▶ WORK REQUIRED:
Look through the records below, and copy out every line that holds the string "data".

⟨

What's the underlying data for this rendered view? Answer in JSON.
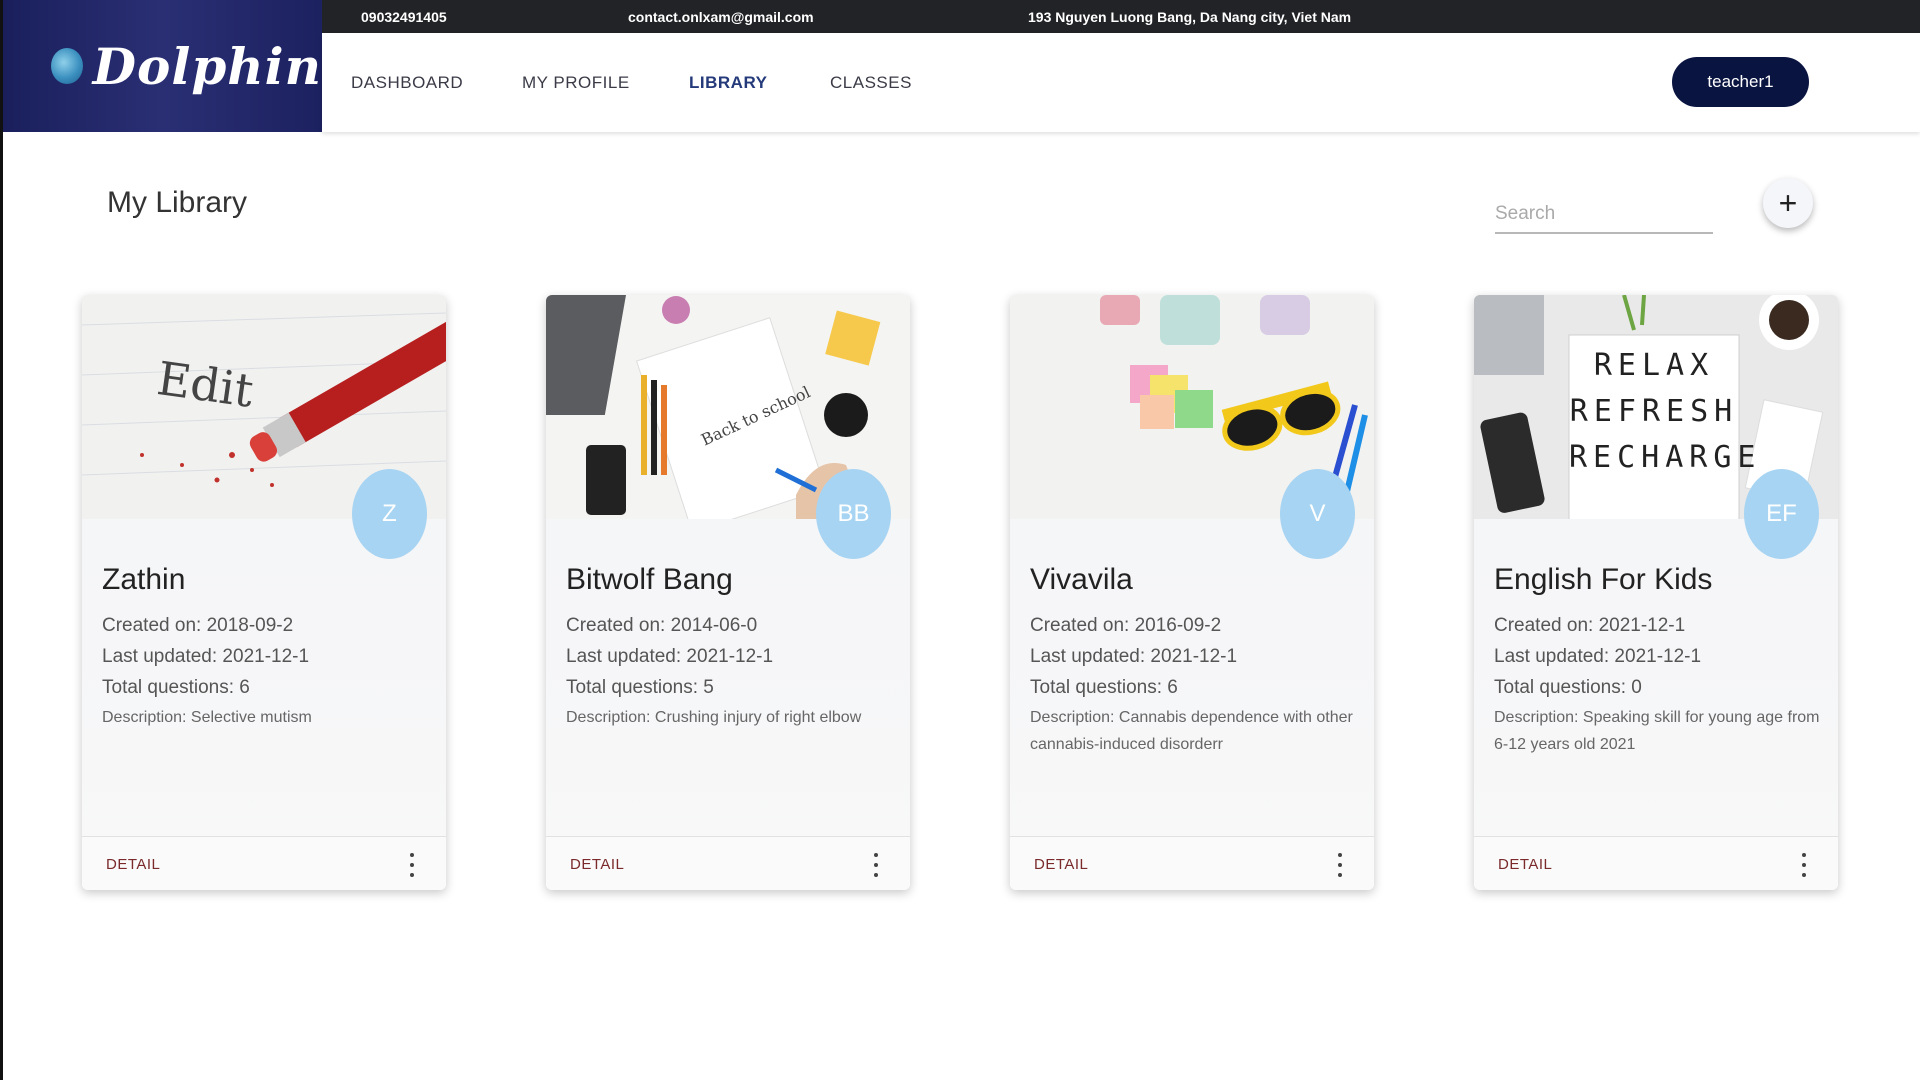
{
  "brand": {
    "name": "Dolphin"
  },
  "topbar": {
    "phone": "09032491405",
    "email": "contact.onlxam@gmail.com",
    "address": "193 Nguyen Luong Bang, Da Nang city, Viet Nam"
  },
  "nav": {
    "items": [
      {
        "label": "DASHBOARD",
        "active": false
      },
      {
        "label": "MY PROFILE",
        "active": false
      },
      {
        "label": "LIBRARY",
        "active": true
      },
      {
        "label": "CLASSES",
        "active": false
      }
    ],
    "user_label": "teacher1"
  },
  "main": {
    "title": "My Library",
    "search_placeholder": "Search",
    "add_label": "+"
  },
  "cards": [
    {
      "initials": "Z",
      "title": "Zathin",
      "created": "Created on: 2018-09-2",
      "updated": "Last updated: 2021-12-1",
      "questions": "Total questions: 6",
      "description": "Description: Selective mutism",
      "detail_label": "DETAIL",
      "image_icon": "pencil-eraser-edit-photo"
    },
    {
      "initials": "BB",
      "title": "Bitwolf Bang",
      "created": "Created on: 2014-06-0",
      "updated": "Last updated: 2021-12-1",
      "questions": "Total questions: 5",
      "description": "Description: Crushing injury of right elbow",
      "detail_label": "DETAIL",
      "image_icon": "desk-notebook-drawing-photo"
    },
    {
      "initials": "V",
      "title": "Vivavila",
      "created": "Created on: 2016-09-2",
      "updated": "Last updated: 2021-12-1",
      "questions": "Total questions: 6",
      "description": "Description: Cannabis dependence with other cannabis-induced disorderr",
      "detail_label": "DETAIL",
      "image_icon": "sunglasses-sticky-notes-photo"
    },
    {
      "initials": "EF",
      "title": "English For Kids",
      "created": "Created on: 2021-12-1",
      "updated": "Last updated: 2021-12-1",
      "questions": "Total questions: 0",
      "description": "Description: Speaking skill for young age from 6-12 years old 2021",
      "detail_label": "DETAIL",
      "image_icon": "relax-refresh-recharge-lightbox-photo",
      "image_text": [
        "RELAX",
        "REFRESH",
        "RECHARGE"
      ]
    }
  ],
  "colors": {
    "brand_bg": "#1a1f5c",
    "topbar_bg": "#222326",
    "user_btn_bg": "#0a1440",
    "avatar_bg": "#a7d4f2",
    "detail_text": "#7a2a2a"
  }
}
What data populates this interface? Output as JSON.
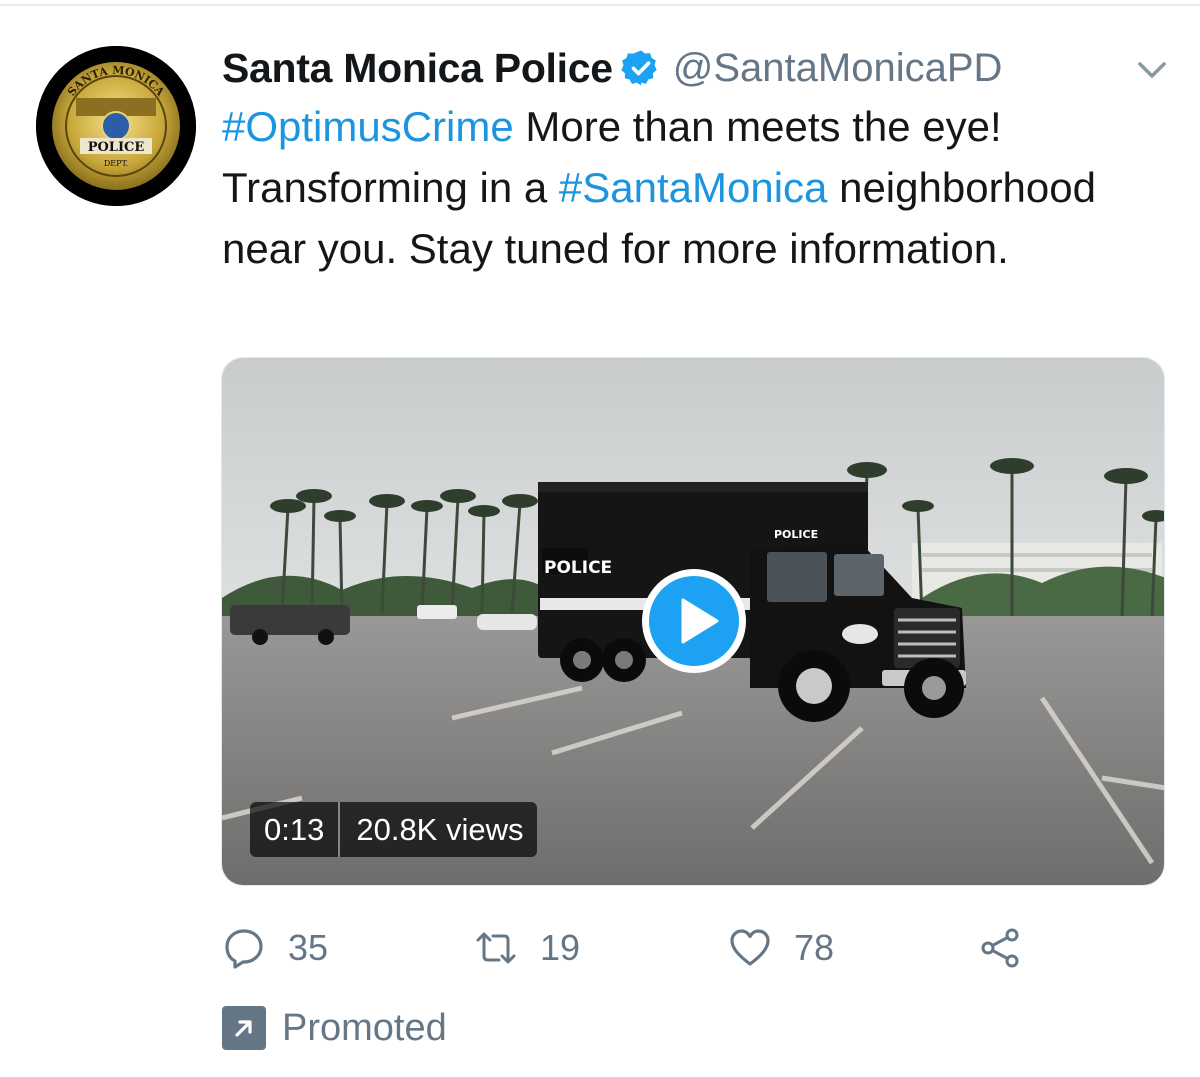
{
  "tweet": {
    "display_name": "Santa Monica Police",
    "handle": "@SantaMonicaPD",
    "verified": true,
    "text_segments": [
      {
        "text": "#OptimusCrime",
        "type": "hashtag"
      },
      {
        "text": " More than meets the eye! Transforming in a ",
        "type": "text"
      },
      {
        "text": "#SantaMonica",
        "type": "hashtag"
      },
      {
        "text": " neighborhood near you. Stay tuned for more information.",
        "type": "text"
      }
    ],
    "avatar": {
      "top_text": "SANTA MONICA",
      "center_text": "POLICE",
      "bottom_text": "DEPT."
    }
  },
  "video": {
    "duration": "0:13",
    "views": "20.8K views",
    "truck_side_label": "POLICE",
    "truck_roof_label": "POLICE"
  },
  "actions": {
    "reply_count": "35",
    "retweet_count": "19",
    "like_count": "78"
  },
  "promoted_label": "Promoted",
  "colors": {
    "link": "#1b95e0",
    "text": "#14171a",
    "secondary": "#657786",
    "verified": "#1da1f2"
  },
  "icons": [
    "verified-badge-icon",
    "chevron-down-icon",
    "play-icon",
    "reply-icon",
    "retweet-icon",
    "heart-icon",
    "share-icon",
    "promoted-arrow-icon"
  ]
}
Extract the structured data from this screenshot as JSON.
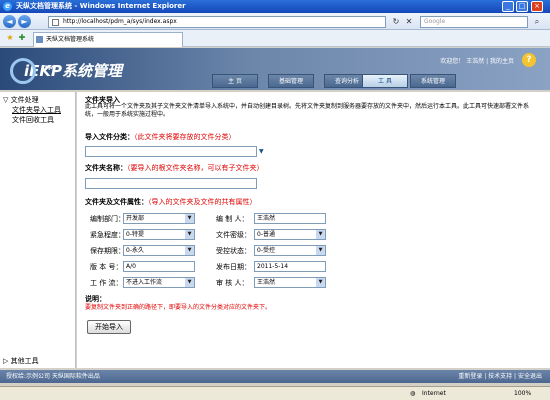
{
  "window": {
    "title": "天纵文档管理系统 - Windows Internet Explorer",
    "min": "_",
    "max": "□",
    "close": "×"
  },
  "browser": {
    "back": "◄",
    "forward": "►",
    "url": "http://localhost/pdm_a/sys/index.aspx",
    "refresh": "↻",
    "stop": "✕",
    "search_placeholder": "Google",
    "tab_title": "天纵文档管理系统",
    "fav_star": "★",
    "add_fav": "✚"
  },
  "header": {
    "logo_text": "iEKP系统管理",
    "logo_tm": "TM",
    "user": "欢迎您！ 王浩然",
    "links": "| 我的主页",
    "help": "?"
  },
  "nav_tabs": [
    {
      "label": "主  页"
    },
    {
      "label": "基础管理"
    },
    {
      "label": "查询分析"
    },
    {
      "label": "工  具"
    },
    {
      "label": "系统管理"
    }
  ],
  "sidebar": {
    "group1": "▽ 文件处理",
    "item1": "文件夹导入工具",
    "item2": "文件回收工具",
    "group2": "▷ 其他工具"
  },
  "main": {
    "title": "文件夹导入",
    "desc": "此工具可将一个文件夹及其子文件夹文件清单导入系统中，并自动创建目录树。先将文件夹复制到服务器要存放的文件夹中，然后运行本工具。此工具可快速部署文件系统，一般用于系统实施过程中。",
    "cat_label": "导入文件分类：",
    "cat_hint": "（此文件夹将要存放的文件分类）",
    "cat_value": "",
    "name_label": "文件夹名称：",
    "name_hint": "（要导入的根文件夹名称，可以有子文件夹）",
    "name_value": "",
    "attr_label": "文件夹及文件属性：",
    "attr_hint": "（导入的文件夹及文件的共有属性）",
    "fields": {
      "dept_label": "编制部门：",
      "dept_value": "开发部",
      "author_label": "编  制 人：",
      "author_value": "王浩然",
      "urgency_label": "紧急程度：",
      "urgency_value": "0-特提",
      "secret_label": "文件密级：",
      "secret_value": "0-普通",
      "keep_label": "保存期限：",
      "keep_value": "0-永久",
      "ctrl_label": "受控状态：",
      "ctrl_value": "0-受控",
      "version_label": "版  本 号：",
      "version_value": "A/0",
      "date_label": "发布日期：",
      "date_value": "2011-5-14",
      "flow_label": "工 作 流：",
      "flow_value": "不进入工作流",
      "approver_label": "审  核 人：",
      "approver_value": "王浩然"
    },
    "note_title": "说明：",
    "note_text": "要复制文件夹到正确的路径下，即要导入的文件分类对应的文件夹下。",
    "start_button": "开始导入"
  },
  "footer": {
    "left": "授权给:示例公司   天纵国际软件出品",
    "right": "重新登录 | 技术支持 | 安全退出"
  },
  "status": {
    "zone": "Internet",
    "zoom": "100%"
  }
}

⟩

▶ FULL OUTPUT:
What's the underlying data for this rendered view? Answer in JSON.
What data populates this interface? Output as JSON.
Extract the structured data from this screenshot as JSON.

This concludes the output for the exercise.